--- DESCRIPTION OF THE TASK ---
Lift out each line of the data that holds "Vorpommern".
## Begin
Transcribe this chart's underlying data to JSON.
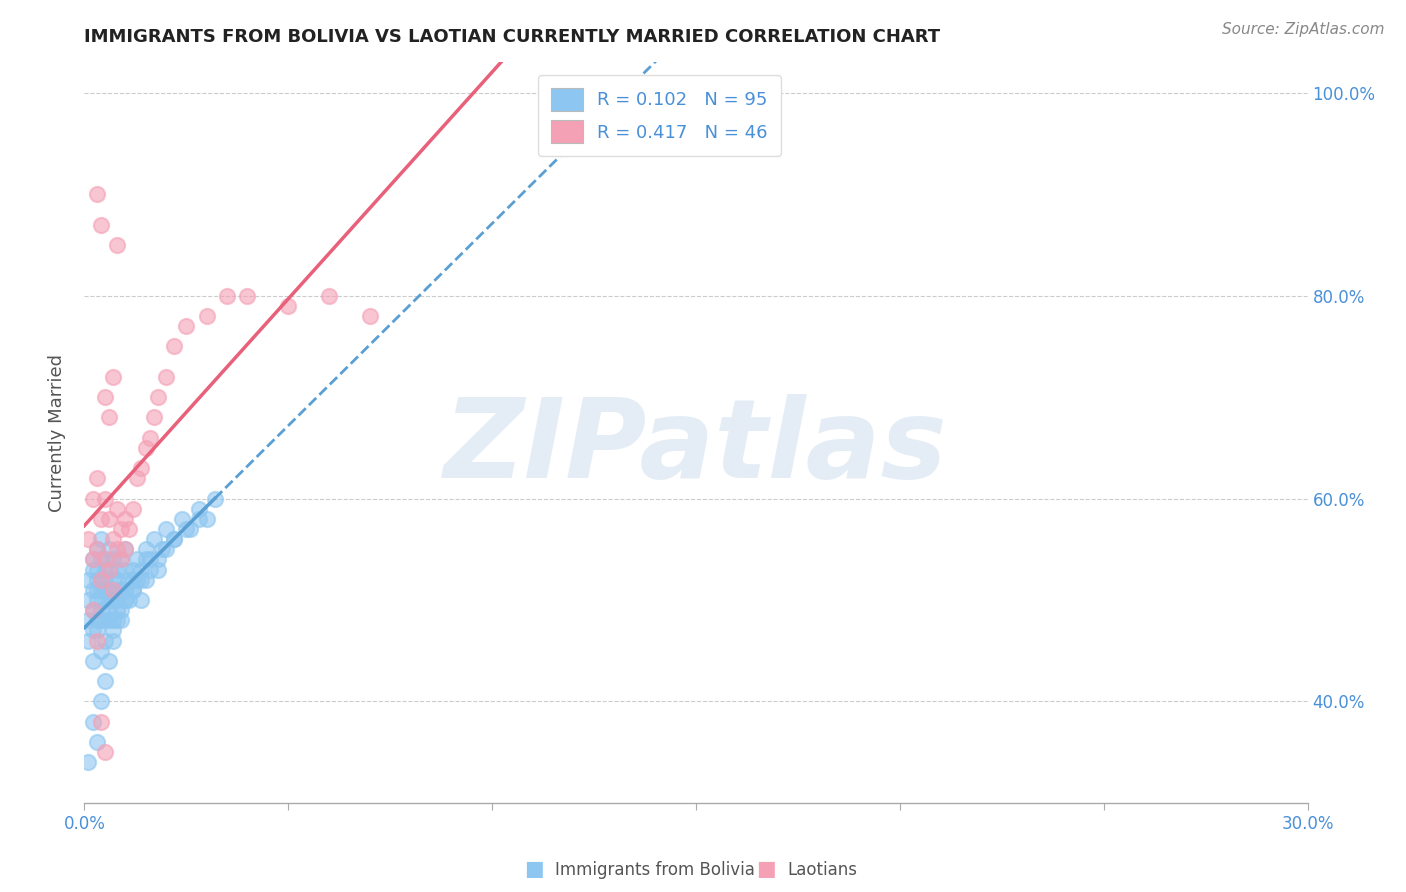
{
  "title": "IMMIGRANTS FROM BOLIVIA VS LAOTIAN CURRENTLY MARRIED CORRELATION CHART",
  "source_text": "Source: ZipAtlas.com",
  "ylabel": "Currently Married",
  "x_label_bottom": "Immigrants from Bolivia",
  "x_label_bottom2": "Laotians",
  "xlim": [
    0.0,
    0.3
  ],
  "ylim": [
    0.3,
    1.03
  ],
  "xtick_positions": [
    0.0,
    0.05,
    0.1,
    0.15,
    0.2,
    0.25,
    0.3
  ],
  "ytick_positions": [
    0.4,
    0.6,
    0.8,
    1.0
  ],
  "ytick_labels": [
    "40.0%",
    "60.0%",
    "80.0%",
    "100.0%"
  ],
  "bolivia_color": "#8DC6F0",
  "laotian_color": "#F4A0B5",
  "bolivia_trend_color": "#5A9FD4",
  "laotian_trend_color": "#E8607A",
  "watermark": "ZIPatlas",
  "background_color": "#ffffff",
  "grid_color": "#cccccc",
  "legend_label_blue": "R = 0.102   N = 95",
  "legend_label_pink": "R = 0.417   N = 46",
  "r_bolivia": 0.102,
  "n_bolivia": 95,
  "r_laotian": 0.417,
  "n_laotian": 46,
  "bolivia_x": [
    0.001,
    0.001,
    0.001,
    0.002,
    0.002,
    0.002,
    0.002,
    0.002,
    0.003,
    0.003,
    0.003,
    0.003,
    0.003,
    0.003,
    0.004,
    0.004,
    0.004,
    0.004,
    0.004,
    0.004,
    0.005,
    0.005,
    0.005,
    0.005,
    0.005,
    0.005,
    0.006,
    0.006,
    0.006,
    0.006,
    0.006,
    0.007,
    0.007,
    0.007,
    0.007,
    0.008,
    0.008,
    0.008,
    0.008,
    0.009,
    0.009,
    0.009,
    0.01,
    0.01,
    0.01,
    0.011,
    0.011,
    0.012,
    0.012,
    0.013,
    0.013,
    0.014,
    0.014,
    0.015,
    0.015,
    0.016,
    0.017,
    0.018,
    0.019,
    0.02,
    0.022,
    0.024,
    0.026,
    0.028,
    0.03,
    0.032,
    0.001,
    0.002,
    0.003,
    0.004,
    0.005,
    0.006,
    0.007,
    0.008,
    0.009,
    0.01,
    0.012,
    0.014,
    0.016,
    0.018,
    0.02,
    0.022,
    0.025,
    0.028,
    0.001,
    0.002,
    0.003,
    0.004,
    0.005,
    0.006,
    0.007,
    0.008,
    0.01,
    0.012,
    0.015
  ],
  "bolivia_y": [
    0.52,
    0.5,
    0.48,
    0.54,
    0.51,
    0.49,
    0.53,
    0.47,
    0.52,
    0.5,
    0.55,
    0.48,
    0.51,
    0.53,
    0.49,
    0.54,
    0.51,
    0.52,
    0.48,
    0.56,
    0.5,
    0.53,
    0.51,
    0.48,
    0.54,
    0.52,
    0.51,
    0.53,
    0.5,
    0.49,
    0.55,
    0.52,
    0.5,
    0.54,
    0.48,
    0.51,
    0.53,
    0.5,
    0.52,
    0.54,
    0.51,
    0.49,
    0.53,
    0.51,
    0.55,
    0.52,
    0.5,
    0.53,
    0.51,
    0.54,
    0.52,
    0.5,
    0.53,
    0.55,
    0.52,
    0.54,
    0.56,
    0.53,
    0.55,
    0.57,
    0.56,
    0.58,
    0.57,
    0.59,
    0.58,
    0.6,
    0.46,
    0.44,
    0.47,
    0.45,
    0.46,
    0.48,
    0.47,
    0.49,
    0.48,
    0.5,
    0.51,
    0.52,
    0.53,
    0.54,
    0.55,
    0.56,
    0.57,
    0.58,
    0.34,
    0.38,
    0.36,
    0.4,
    0.42,
    0.44,
    0.46,
    0.48,
    0.5,
    0.52,
    0.54
  ],
  "laotian_x": [
    0.001,
    0.002,
    0.002,
    0.003,
    0.003,
    0.004,
    0.004,
    0.005,
    0.005,
    0.006,
    0.006,
    0.007,
    0.007,
    0.008,
    0.008,
    0.009,
    0.009,
    0.01,
    0.01,
    0.011,
    0.012,
    0.013,
    0.014,
    0.015,
    0.016,
    0.017,
    0.018,
    0.02,
    0.022,
    0.025,
    0.03,
    0.035,
    0.04,
    0.05,
    0.06,
    0.07,
    0.003,
    0.004,
    0.005,
    0.006,
    0.007,
    0.008,
    0.002,
    0.003,
    0.004,
    0.005
  ],
  "laotian_y": [
    0.56,
    0.6,
    0.54,
    0.62,
    0.55,
    0.58,
    0.52,
    0.6,
    0.54,
    0.58,
    0.53,
    0.56,
    0.51,
    0.55,
    0.59,
    0.57,
    0.54,
    0.58,
    0.55,
    0.57,
    0.59,
    0.62,
    0.63,
    0.65,
    0.66,
    0.68,
    0.7,
    0.72,
    0.75,
    0.77,
    0.78,
    0.8,
    0.8,
    0.79,
    0.8,
    0.78,
    0.9,
    0.87,
    0.7,
    0.68,
    0.72,
    0.85,
    0.49,
    0.46,
    0.38,
    0.35
  ]
}
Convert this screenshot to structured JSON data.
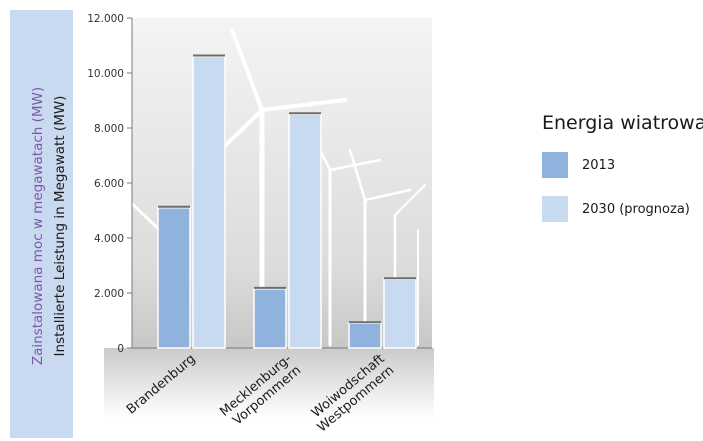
{
  "chart_data": {
    "type": "bar",
    "categories": [
      "Brandenburg",
      "Mecklenburg-Vorpommern",
      "Woiwodschaft Westpommern"
    ],
    "category_label_lines": [
      [
        "Brandenburg"
      ],
      [
        "Mecklenburg-",
        "Vorpommern"
      ],
      [
        "Woiwodschaft",
        "Westpommern"
      ]
    ],
    "series": [
      {
        "name": "2013",
        "values": [
          5100,
          2150,
          900
        ],
        "color": "#8fb3dc"
      },
      {
        "name": "2030 (prognoza)",
        "values": [
          10600,
          8500,
          2500
        ],
        "color": "#c8daf0"
      }
    ],
    "ylim": [
      0,
      12000
    ],
    "yticks": [
      0,
      2000,
      4000,
      6000,
      8000,
      10000,
      12000
    ],
    "ytick_labels": [
      "0",
      "2.000",
      "4.000",
      "6.000",
      "8.000",
      "10.000",
      "12.000"
    ],
    "ylabel_polish": "Zainstalowana moc w megawatach (MW)",
    "ylabel_german": "Installierte Leistung in Megawatt (MW)",
    "legend_title": "Energia wiatrowa",
    "legend_position": "right",
    "colors": {
      "axis_band": "#c9d9ef",
      "polish_label": "#7a5aa6",
      "plot_bg": "#e4e4e4"
    }
  }
}
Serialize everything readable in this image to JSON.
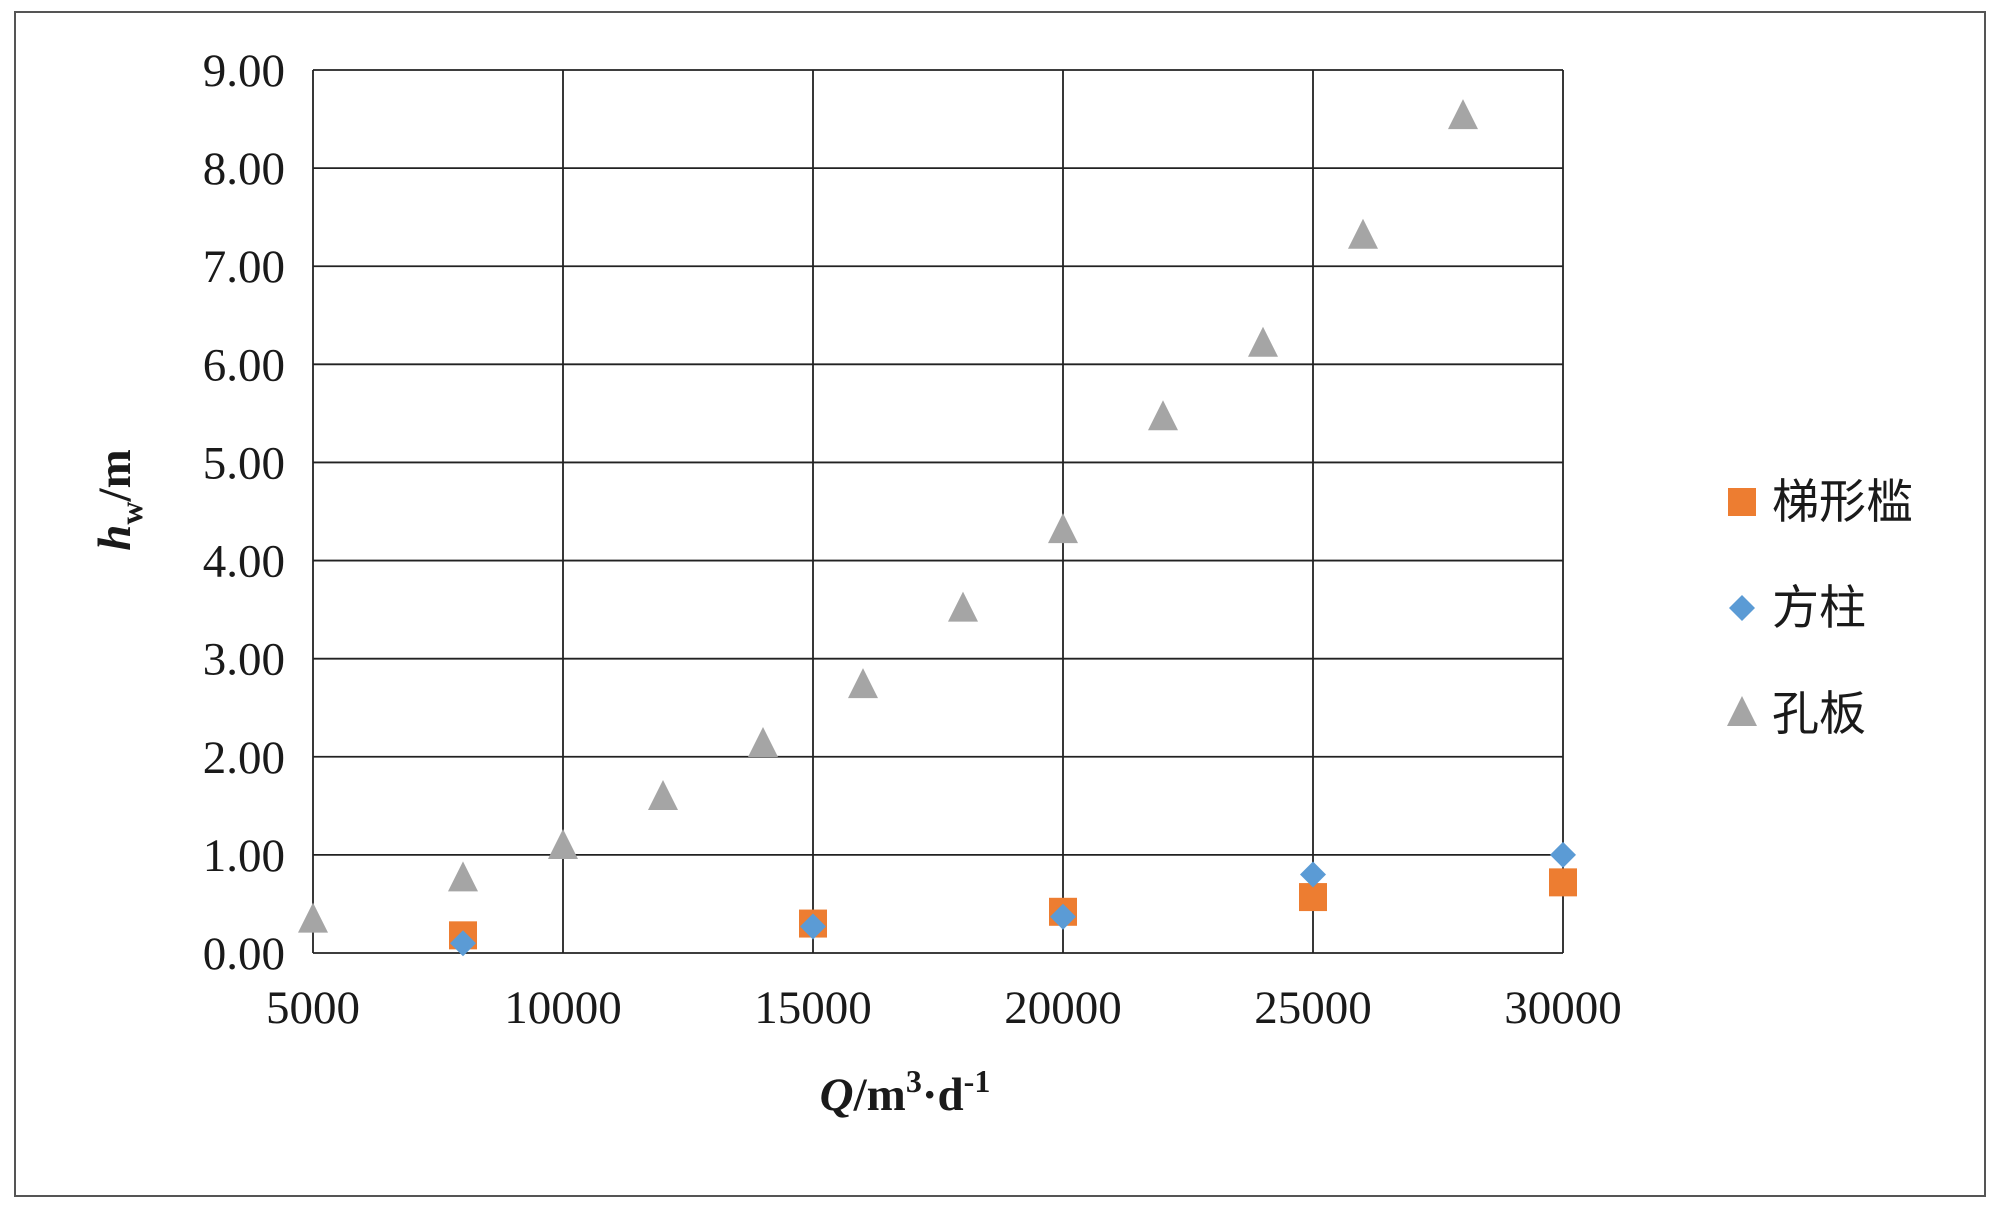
{
  "chart_data": {
    "type": "scatter",
    "title": "",
    "xlabel": {
      "main": "Q",
      "unit": "/m",
      "sup1": "3",
      "mid": "·d",
      "sup2": "-1"
    },
    "ylabel": {
      "main": "h",
      "sub": "w",
      "unit": "/m"
    },
    "xlim": [
      5000,
      30000
    ],
    "ylim": [
      0,
      9
    ],
    "x_ticks": [
      5000,
      10000,
      15000,
      20000,
      25000,
      30000
    ],
    "x_tick_labels": [
      "5000",
      "10000",
      "15000",
      "20000",
      "25000",
      "30000"
    ],
    "y_ticks": [
      0,
      1,
      2,
      3,
      4,
      5,
      6,
      7,
      8,
      9
    ],
    "y_tick_labels": [
      "0.00",
      "1.00",
      "2.00",
      "3.00",
      "4.00",
      "5.00",
      "6.00",
      "7.00",
      "8.00",
      "9.00"
    ],
    "grid": true,
    "legend_position": "right",
    "series": [
      {
        "name": "梯形槛",
        "marker": "square",
        "color": "#ED7D31",
        "points": [
          [
            8000,
            0.18
          ],
          [
            15000,
            0.3
          ],
          [
            20000,
            0.42
          ],
          [
            25000,
            0.57
          ],
          [
            30000,
            0.72
          ]
        ]
      },
      {
        "name": "方柱",
        "marker": "diamond",
        "color": "#5B9BD5",
        "points": [
          [
            8000,
            0.1
          ],
          [
            15000,
            0.27
          ],
          [
            20000,
            0.37
          ],
          [
            25000,
            0.8
          ],
          [
            30000,
            1.0
          ]
        ]
      },
      {
        "name": "孔板",
        "marker": "triangle",
        "color": "#A5A5A5",
        "points": [
          [
            5000,
            0.33
          ],
          [
            8000,
            0.75
          ],
          [
            10000,
            1.08
          ],
          [
            12000,
            1.58
          ],
          [
            14000,
            2.12
          ],
          [
            16000,
            2.72
          ],
          [
            18000,
            3.5
          ],
          [
            20000,
            4.3
          ],
          [
            22000,
            5.45
          ],
          [
            24000,
            6.2
          ],
          [
            26000,
            7.3
          ],
          [
            28000,
            8.52
          ]
        ]
      }
    ]
  }
}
## End
--- SOLUTION ---
      "Mecklenburg-Vorpommern",
        "Vorpommern"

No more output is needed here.